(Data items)
_ _ _

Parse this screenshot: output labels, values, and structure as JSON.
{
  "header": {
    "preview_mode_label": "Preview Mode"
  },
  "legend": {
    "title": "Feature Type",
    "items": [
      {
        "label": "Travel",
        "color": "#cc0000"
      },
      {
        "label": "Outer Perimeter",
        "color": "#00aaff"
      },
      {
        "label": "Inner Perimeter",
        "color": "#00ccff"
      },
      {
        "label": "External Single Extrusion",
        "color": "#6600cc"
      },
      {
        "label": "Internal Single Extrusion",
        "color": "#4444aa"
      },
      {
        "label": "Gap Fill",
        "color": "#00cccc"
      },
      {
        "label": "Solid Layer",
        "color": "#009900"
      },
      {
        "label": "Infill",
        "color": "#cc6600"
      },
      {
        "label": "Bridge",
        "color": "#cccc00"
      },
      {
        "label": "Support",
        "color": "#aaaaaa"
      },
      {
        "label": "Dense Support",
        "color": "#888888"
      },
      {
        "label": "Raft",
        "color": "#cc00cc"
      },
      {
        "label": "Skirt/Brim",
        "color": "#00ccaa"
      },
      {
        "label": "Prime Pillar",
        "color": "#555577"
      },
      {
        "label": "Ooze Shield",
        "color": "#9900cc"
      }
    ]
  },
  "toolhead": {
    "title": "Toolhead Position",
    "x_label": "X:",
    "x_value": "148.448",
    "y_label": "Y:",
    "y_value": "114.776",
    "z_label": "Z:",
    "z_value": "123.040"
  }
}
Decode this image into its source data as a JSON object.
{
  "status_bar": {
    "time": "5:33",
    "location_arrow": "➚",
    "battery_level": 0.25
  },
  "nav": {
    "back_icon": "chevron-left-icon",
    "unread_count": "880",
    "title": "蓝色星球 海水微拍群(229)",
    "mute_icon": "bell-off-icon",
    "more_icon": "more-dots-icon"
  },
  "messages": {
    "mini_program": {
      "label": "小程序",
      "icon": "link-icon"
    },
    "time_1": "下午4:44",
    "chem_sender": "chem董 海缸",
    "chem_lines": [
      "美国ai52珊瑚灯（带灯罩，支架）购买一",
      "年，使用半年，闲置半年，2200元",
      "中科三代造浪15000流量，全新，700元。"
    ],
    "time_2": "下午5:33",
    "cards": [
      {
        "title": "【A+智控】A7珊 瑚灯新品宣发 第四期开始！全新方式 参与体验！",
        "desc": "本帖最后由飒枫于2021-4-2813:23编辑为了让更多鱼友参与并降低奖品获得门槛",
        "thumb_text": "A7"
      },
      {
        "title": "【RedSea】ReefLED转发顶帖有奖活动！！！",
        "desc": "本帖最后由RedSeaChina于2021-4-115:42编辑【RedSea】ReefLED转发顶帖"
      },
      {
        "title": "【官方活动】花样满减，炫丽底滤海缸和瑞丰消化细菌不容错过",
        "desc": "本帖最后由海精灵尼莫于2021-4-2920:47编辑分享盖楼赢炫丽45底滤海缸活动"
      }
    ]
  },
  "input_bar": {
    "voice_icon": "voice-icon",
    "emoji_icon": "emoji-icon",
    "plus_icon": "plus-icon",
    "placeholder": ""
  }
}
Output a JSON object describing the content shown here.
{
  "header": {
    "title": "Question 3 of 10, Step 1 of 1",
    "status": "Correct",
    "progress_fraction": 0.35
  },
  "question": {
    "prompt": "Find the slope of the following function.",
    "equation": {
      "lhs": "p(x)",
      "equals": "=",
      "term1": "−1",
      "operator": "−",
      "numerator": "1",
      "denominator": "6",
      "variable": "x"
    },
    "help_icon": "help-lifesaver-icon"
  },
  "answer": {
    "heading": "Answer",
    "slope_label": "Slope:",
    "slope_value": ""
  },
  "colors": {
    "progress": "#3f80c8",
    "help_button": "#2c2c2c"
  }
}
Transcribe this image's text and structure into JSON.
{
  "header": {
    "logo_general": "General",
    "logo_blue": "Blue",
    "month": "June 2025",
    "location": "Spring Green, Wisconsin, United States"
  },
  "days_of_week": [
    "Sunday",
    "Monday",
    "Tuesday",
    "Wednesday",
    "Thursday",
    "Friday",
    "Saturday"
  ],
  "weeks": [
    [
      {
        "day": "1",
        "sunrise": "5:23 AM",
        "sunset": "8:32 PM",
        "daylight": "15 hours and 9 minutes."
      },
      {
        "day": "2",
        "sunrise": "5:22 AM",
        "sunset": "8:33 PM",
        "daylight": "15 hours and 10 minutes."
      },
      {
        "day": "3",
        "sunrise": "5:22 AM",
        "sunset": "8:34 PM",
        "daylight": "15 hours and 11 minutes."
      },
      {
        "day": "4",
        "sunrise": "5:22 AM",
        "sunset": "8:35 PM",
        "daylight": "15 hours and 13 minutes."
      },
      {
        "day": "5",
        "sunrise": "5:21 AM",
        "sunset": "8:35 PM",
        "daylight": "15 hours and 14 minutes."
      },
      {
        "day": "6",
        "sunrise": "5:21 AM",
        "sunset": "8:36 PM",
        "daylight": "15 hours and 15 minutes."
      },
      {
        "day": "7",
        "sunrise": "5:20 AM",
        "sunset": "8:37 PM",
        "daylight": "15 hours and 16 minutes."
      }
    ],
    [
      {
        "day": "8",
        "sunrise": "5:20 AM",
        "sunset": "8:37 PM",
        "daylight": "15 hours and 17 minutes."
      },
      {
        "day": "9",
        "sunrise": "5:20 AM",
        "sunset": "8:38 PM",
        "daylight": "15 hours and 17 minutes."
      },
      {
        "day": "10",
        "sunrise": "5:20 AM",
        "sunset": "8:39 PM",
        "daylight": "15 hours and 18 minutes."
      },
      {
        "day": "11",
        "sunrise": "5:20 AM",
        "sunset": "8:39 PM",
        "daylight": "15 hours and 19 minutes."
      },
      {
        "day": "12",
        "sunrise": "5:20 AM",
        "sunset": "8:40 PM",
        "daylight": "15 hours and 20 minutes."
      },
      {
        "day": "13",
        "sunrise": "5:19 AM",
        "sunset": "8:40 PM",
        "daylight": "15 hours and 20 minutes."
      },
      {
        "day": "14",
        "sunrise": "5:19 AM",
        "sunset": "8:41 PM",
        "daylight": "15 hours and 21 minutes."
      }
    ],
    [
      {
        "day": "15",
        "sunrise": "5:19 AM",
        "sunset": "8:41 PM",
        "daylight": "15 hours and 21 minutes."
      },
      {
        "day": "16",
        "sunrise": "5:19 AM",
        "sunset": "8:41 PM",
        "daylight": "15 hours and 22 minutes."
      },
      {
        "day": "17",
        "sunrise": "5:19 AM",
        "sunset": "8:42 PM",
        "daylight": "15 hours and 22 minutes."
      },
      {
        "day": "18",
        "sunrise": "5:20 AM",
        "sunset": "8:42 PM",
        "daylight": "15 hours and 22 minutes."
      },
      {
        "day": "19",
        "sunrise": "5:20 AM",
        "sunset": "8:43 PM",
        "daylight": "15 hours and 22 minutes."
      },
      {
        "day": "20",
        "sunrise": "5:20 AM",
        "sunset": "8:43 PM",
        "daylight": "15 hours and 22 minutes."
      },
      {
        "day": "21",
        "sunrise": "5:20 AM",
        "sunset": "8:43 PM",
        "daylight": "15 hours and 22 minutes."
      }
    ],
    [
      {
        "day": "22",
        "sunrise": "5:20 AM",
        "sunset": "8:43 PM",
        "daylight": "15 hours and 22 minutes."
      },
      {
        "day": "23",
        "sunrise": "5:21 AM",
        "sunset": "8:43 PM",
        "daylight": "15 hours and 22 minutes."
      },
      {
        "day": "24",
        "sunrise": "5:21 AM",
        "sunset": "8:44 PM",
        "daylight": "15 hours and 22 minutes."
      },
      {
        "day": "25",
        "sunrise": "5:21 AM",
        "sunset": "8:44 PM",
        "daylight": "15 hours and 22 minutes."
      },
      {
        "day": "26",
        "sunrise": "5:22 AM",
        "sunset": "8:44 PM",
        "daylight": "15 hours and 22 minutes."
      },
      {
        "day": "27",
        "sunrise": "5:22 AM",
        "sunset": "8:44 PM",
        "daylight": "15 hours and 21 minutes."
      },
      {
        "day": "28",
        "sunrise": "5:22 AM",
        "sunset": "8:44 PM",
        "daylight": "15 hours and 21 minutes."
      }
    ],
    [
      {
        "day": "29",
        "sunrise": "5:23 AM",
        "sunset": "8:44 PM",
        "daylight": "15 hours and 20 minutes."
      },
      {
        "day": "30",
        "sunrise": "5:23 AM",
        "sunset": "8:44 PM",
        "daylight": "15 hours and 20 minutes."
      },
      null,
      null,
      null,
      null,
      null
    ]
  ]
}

_ _ _

**TASK GOAL:** Write out every line of the entries that holds the word "icon".

**FINAL RESULT:**
    "back_icon": "chevron-left-icon",
    "mute_icon": "bell-off-icon",
    "more_icon": "more-dots-icon"
      "icon": "link-icon"
    "voice_icon": "voice-icon",
    "emoji_icon": "emoji-icon",
    "plus_icon": "plus-icon",
    "help_icon": "help-lifesaver-icon"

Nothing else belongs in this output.